> Problem statement: In the records below, find the line containing "Read all visible content and emit it as JSON." and repeat it and every line after it exactly, without pictures.

Entries with figure data
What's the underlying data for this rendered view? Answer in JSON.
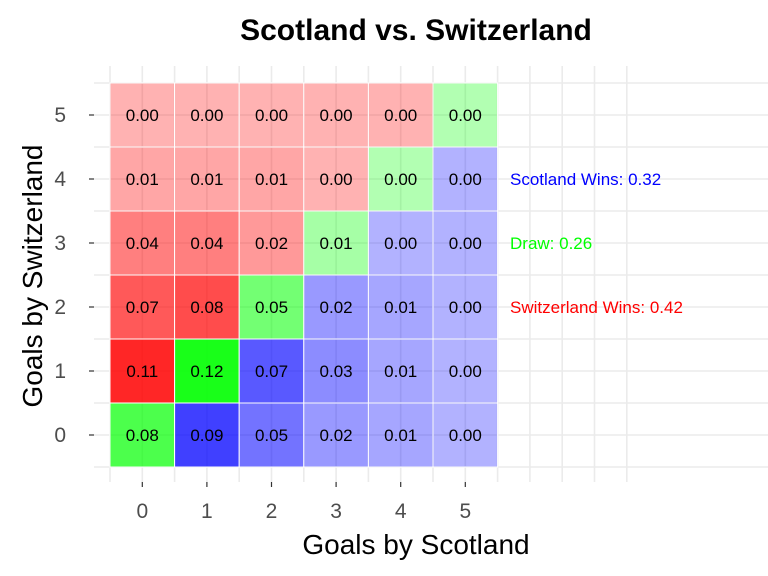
{
  "chart_data": {
    "type": "heatmap",
    "title": "Scotland vs. Switzerland",
    "xlabel": "Goals by Scotland",
    "ylabel": "Goals by Switzerland",
    "x": [
      0,
      1,
      2,
      3,
      4,
      5
    ],
    "y": [
      0,
      1,
      2,
      3,
      4,
      5
    ],
    "x_tick_labels": [
      "0",
      "1",
      "2",
      "3",
      "4",
      "5"
    ],
    "y_tick_labels": [
      "0",
      "1",
      "2",
      "3",
      "4",
      "5"
    ],
    "grid": true,
    "values": [
      [
        0.08,
        0.09,
        0.05,
        0.02,
        0.01,
        0.0
      ],
      [
        0.11,
        0.12,
        0.07,
        0.03,
        0.01,
        0.0
      ],
      [
        0.07,
        0.08,
        0.05,
        0.02,
        0.01,
        0.0
      ],
      [
        0.04,
        0.04,
        0.02,
        0.01,
        0.0,
        0.0
      ],
      [
        0.01,
        0.01,
        0.01,
        0.0,
        0.0,
        0.0
      ],
      [
        0.0,
        0.0,
        0.0,
        0.0,
        0.0,
        0.0
      ]
    ],
    "value_labels": [
      [
        "0.08",
        "0.09",
        "0.05",
        "0.02",
        "0.01",
        "0.00"
      ],
      [
        "0.11",
        "0.12",
        "0.07",
        "0.03",
        "0.01",
        "0.00"
      ],
      [
        "0.07",
        "0.08",
        "0.05",
        "0.02",
        "0.01",
        "0.00"
      ],
      [
        "0.04",
        "0.04",
        "0.02",
        "0.01",
        "0.00",
        "0.00"
      ],
      [
        "0.01",
        "0.01",
        "0.01",
        "0.00",
        "0.00",
        "0.00"
      ],
      [
        "0.00",
        "0.00",
        "0.00",
        "0.00",
        "0.00",
        "0.00"
      ]
    ],
    "colors": {
      "scotland_win": "#0000ff",
      "draw": "#00ff00",
      "switzerland_win": "#ff0000"
    },
    "annotations": [
      {
        "text": "Scotland Wins: 0.32",
        "color": "#0000ff"
      },
      {
        "text": "Draw: 0.26",
        "color": "#00ff00"
      },
      {
        "text": "Switzerland Wins: 0.42",
        "color": "#ff0000"
      }
    ]
  }
}
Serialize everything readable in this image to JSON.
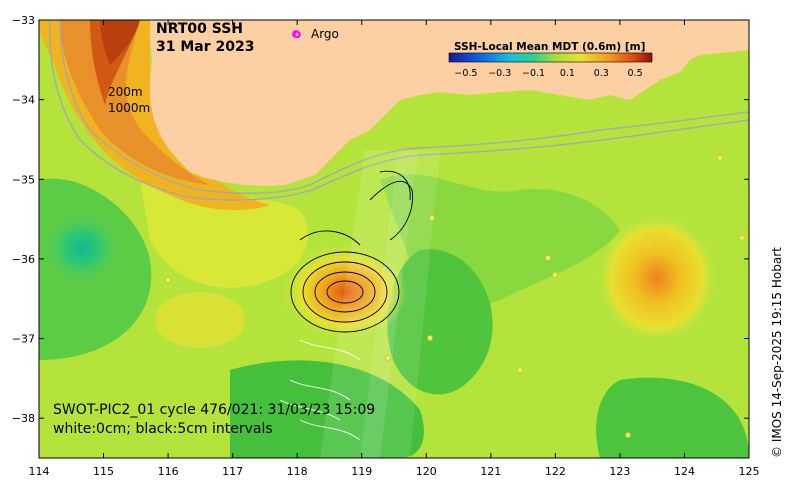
{
  "title": {
    "line1": "NRT00 SSH",
    "line2": "31 Mar 2023"
  },
  "legend": {
    "argo_marker": "o",
    "argo_label": "Argo",
    "argo_color": "#ff00ff"
  },
  "bathymetry_labels": [
    "200m",
    "1000m"
  ],
  "colorbar": {
    "title": "SSH-Local Mean MDT (0.6m) [m]",
    "ticks": [
      "−0.5",
      "−0.3",
      "−0.1",
      "0.1",
      "0.3",
      "0.5"
    ],
    "range": [
      -0.6,
      0.6
    ]
  },
  "swot": {
    "line1": "SWOT-PIC2_01 cycle 476/021: 31/03/23 15:09",
    "line2": "white:0cm; black:5cm intervals"
  },
  "axes": {
    "x_ticks": [
      "114",
      "115",
      "116",
      "117",
      "118",
      "119",
      "120",
      "121",
      "122",
      "123",
      "124",
      "125"
    ],
    "y_ticks": [
      "−33",
      "−34",
      "−35",
      "−36",
      "−37",
      "−38"
    ],
    "lon_range": [
      114,
      125
    ],
    "lat_range": [
      -38.5,
      -33
    ]
  },
  "copyright": "© IMOS 14-Sep-2025 19:15 Hobart",
  "colors": {
    "land": "#fcd0a2",
    "sea_base": "#b8e83a",
    "sea_green": "#36c23c",
    "high": "#d45a10",
    "low": "#10b888"
  }
}
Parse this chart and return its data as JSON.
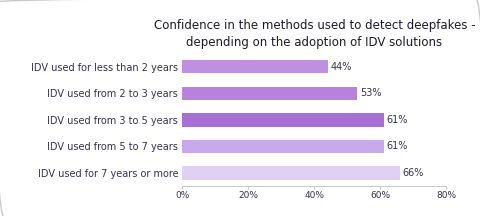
{
  "title": "Confidence in the methods used to detect deepfakes -\ndepending on the adoption of IDV solutions",
  "categories": [
    "IDV used for less than 2 years",
    "IDV used from 2 to 3 years",
    "IDV used from 3 to 5 years",
    "IDV used from 5 to 7 years",
    "IDV used for 7 years or more"
  ],
  "values": [
    44,
    53,
    61,
    61,
    66
  ],
  "bar_colors": [
    "#c090e0",
    "#b882dc",
    "#a870d4",
    "#c8aaec",
    "#e0d0f4"
  ],
  "xlabel_ticks": [
    0,
    20,
    40,
    60,
    80
  ],
  "xlabel_tick_labels": [
    "0%",
    "20%",
    "40%",
    "60%",
    "80%"
  ],
  "xlim": [
    0,
    80
  ],
  "value_color": "#3a3050",
  "label_color": "#3a3050",
  "title_color": "#1a1a2e",
  "background_color": "#ffffff",
  "border_color": "#c8c8c8",
  "title_fontsize": 8.5,
  "label_fontsize": 7.0,
  "tick_fontsize": 6.5,
  "value_fontsize": 7.0,
  "bar_height": 0.5
}
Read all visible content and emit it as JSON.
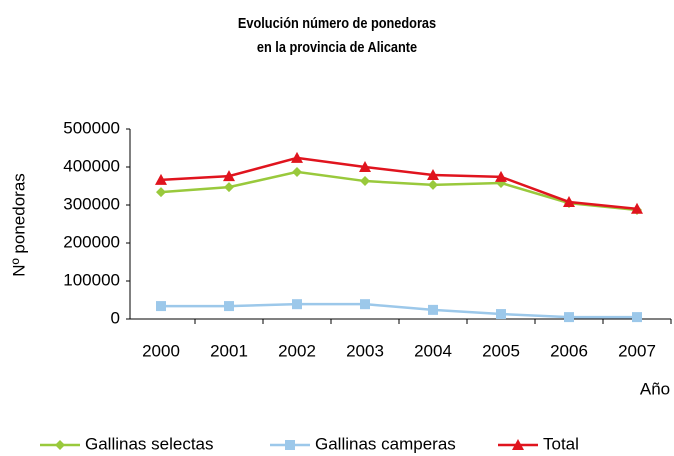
{
  "chart_data": {
    "type": "line",
    "title": [
      "Evolución número de ponedoras",
      "en la provincia de Alicante"
    ],
    "y_label": "Nº ponedoras",
    "x_label": "Año",
    "categories": [
      "2000",
      "2001",
      "2002",
      "2003",
      "2004",
      "2005",
      "2006",
      "2007"
    ],
    "series": [
      {
        "name": "Gallinas selectas",
        "color": "#99c93c",
        "marker": "diamond",
        "values": [
          334000,
          347000,
          387000,
          363000,
          353000,
          358000,
          305000,
          287000
        ]
      },
      {
        "name": "Gallinas camperas",
        "color": "#9cc8ea",
        "marker": "square",
        "values": [
          34000,
          34000,
          39000,
          39000,
          24000,
          13000,
          5000,
          5000
        ]
      },
      {
        "name": "Total",
        "color": "#e0141e",
        "marker": "triangle",
        "values": [
          366000,
          376000,
          424000,
          400000,
          379000,
          374000,
          308000,
          290000
        ]
      }
    ],
    "ylim": [
      0,
      500000
    ],
    "yticks": [
      0,
      100000,
      200000,
      300000,
      400000,
      500000
    ],
    "grid": false
  }
}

> Solved problem:
Read all visible content and emit it as JSON.
{
  "chart_data": {
    "type": "line",
    "title": [
      "Evolución número de ponedoras",
      "en la provincia de Alicante"
    ],
    "y_label": "Nº ponedoras",
    "x_label": "Año",
    "categories": [
      "2000",
      "2001",
      "2002",
      "2003",
      "2004",
      "2005",
      "2006",
      "2007"
    ],
    "series": [
      {
        "name": "Gallinas selectas",
        "color": "#99c93c",
        "marker": "diamond",
        "values": [
          334000,
          347000,
          387000,
          363000,
          353000,
          358000,
          305000,
          287000
        ]
      },
      {
        "name": "Gallinas camperas",
        "color": "#9cc8ea",
        "marker": "square",
        "values": [
          34000,
          34000,
          39000,
          39000,
          24000,
          13000,
          5000,
          5000
        ]
      },
      {
        "name": "Total",
        "color": "#e0141e",
        "marker": "triangle",
        "values": [
          366000,
          376000,
          424000,
          400000,
          379000,
          374000,
          308000,
          290000
        ]
      }
    ],
    "ylim": [
      0,
      500000
    ],
    "yticks": [
      0,
      100000,
      200000,
      300000,
      400000,
      500000
    ],
    "grid": false
  }
}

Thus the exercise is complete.